# [Prompt]
If a line in the entries below includes the string "this", copy it out.

══════════════════════════════

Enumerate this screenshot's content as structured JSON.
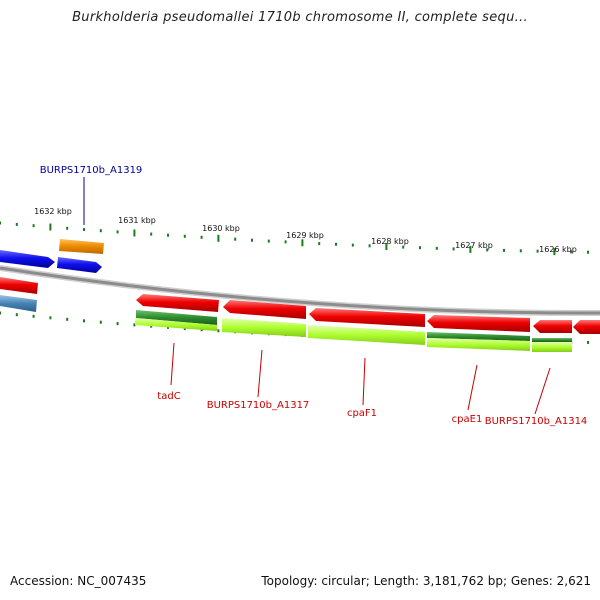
{
  "title": "Burkholderia pseudomallei 1710b chromosome II, complete sequ...",
  "accession": "Accession: NC_007435",
  "summary": "Topology: circular; Length: 3,181,762 bp; Genes: 2,621",
  "colors": {
    "backbone": "#8c8c8c",
    "tick": "#1e7a1e",
    "gene_forward": "#1010ee",
    "gene_reverse": "#ee0000",
    "gene_orange": "#f08c00",
    "gene_steel": "#4682b4",
    "cds_darkgreen": "#2e8b2e",
    "cds_lightgreen": "#adff2f",
    "label_blue": "#00009a",
    "label_red": "#c80000"
  },
  "position_labels": [
    "1632 kbp",
    "1631 kbp",
    "1630 kbp",
    "1629 kbp",
    "1628 kbp",
    "1627 kbp",
    "1626 kbp"
  ],
  "gene_labels": {
    "top": "BURPS1710b_A1319",
    "tadC": "tadC",
    "a1317": "BURPS1710b_A1317",
    "cpaF1": "cpaF1",
    "cpaE1": "cpaE1",
    "a1314": "BURPS1710b_A1314"
  }
}
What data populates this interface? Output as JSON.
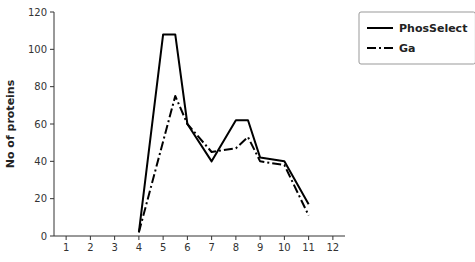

══════════════════════════════

# [Answer box]
Enumerate this screenshot's content as structured JSON.
What data populates this interface? Output as JSON.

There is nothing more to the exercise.